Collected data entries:
########
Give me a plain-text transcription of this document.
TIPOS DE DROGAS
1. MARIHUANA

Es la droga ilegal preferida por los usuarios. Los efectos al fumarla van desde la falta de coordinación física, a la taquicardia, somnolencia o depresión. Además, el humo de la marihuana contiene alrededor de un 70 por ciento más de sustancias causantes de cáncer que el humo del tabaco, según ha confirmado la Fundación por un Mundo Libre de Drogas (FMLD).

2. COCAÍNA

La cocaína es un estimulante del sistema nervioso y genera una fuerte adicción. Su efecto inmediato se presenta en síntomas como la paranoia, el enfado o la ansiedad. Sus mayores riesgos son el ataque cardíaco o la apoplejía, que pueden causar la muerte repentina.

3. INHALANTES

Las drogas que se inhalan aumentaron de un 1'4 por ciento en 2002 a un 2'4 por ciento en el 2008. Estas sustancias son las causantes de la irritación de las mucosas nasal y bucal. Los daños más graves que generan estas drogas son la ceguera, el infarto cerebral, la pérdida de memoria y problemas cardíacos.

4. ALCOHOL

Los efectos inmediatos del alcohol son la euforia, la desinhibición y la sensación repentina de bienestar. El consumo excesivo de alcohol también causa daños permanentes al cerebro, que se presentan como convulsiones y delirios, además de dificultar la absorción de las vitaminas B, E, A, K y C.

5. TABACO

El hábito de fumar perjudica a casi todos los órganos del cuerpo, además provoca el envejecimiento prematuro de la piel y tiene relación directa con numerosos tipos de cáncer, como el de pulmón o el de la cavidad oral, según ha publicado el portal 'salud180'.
########
→ **What the task requires**:
Make an exact copy of every entry.

→ **Output below**:
Give me a plain-text transcription of this document.
TIPOS DE DROGAS
1. MARIHUANA

Es la droga ilegal preferida por los usuarios. Los efectos al fumarla van desde la falta de coordinación física, a la taquicardia, somnolencia o depresión. Además, el humo de la marihuana contiene alrededor de un 70 por ciento más de sustancias causantes de cáncer que el humo del tabaco, según ha confirmado la Fundación por un Mundo Libre de Drogas (FMLD).

2. COCAÍNA

La cocaína es un estimulante del sistema nervioso y genera una fuerte adicción. Su efecto inmediato se presenta en síntomas como la paranoia, el enfado o la ansiedad. Sus mayores riesgos son el ataque cardíaco o la apoplejía, que pueden causar la muerte repentina.

3. INHALANTES

Las drogas que se inhalan aumentaron de un 1'4 por ciento en 2002 a un 2'4 por ciento en el 2008. Estas sustancias son las causantes de la irritación de las mucosas nasal y bucal. Los daños más graves que generan estas drogas son la ceguera, el infarto cerebral, la pérdida de memoria y problemas cardíacos.

4. ALCOHOL

Los efectos inmediatos del alcohol son la euforia, la desinhibición y la sensación repentina de bienestar. El consumo excesivo de alcohol también causa daños permanentes al cerebro, que se presentan como convulsiones y delirios, además de dificultar la absorción de las vitaminas B, E, A, K y C.

5. TABACO

El hábito de fumar perjudica a casi todos los órganos del cuerpo, además provoca el envejecimiento prematuro de la piel y tiene relación directa con numerosos tipos de cáncer, como el de pulmón o el de la cavidad oral, según ha publicado el portal 'salud180'.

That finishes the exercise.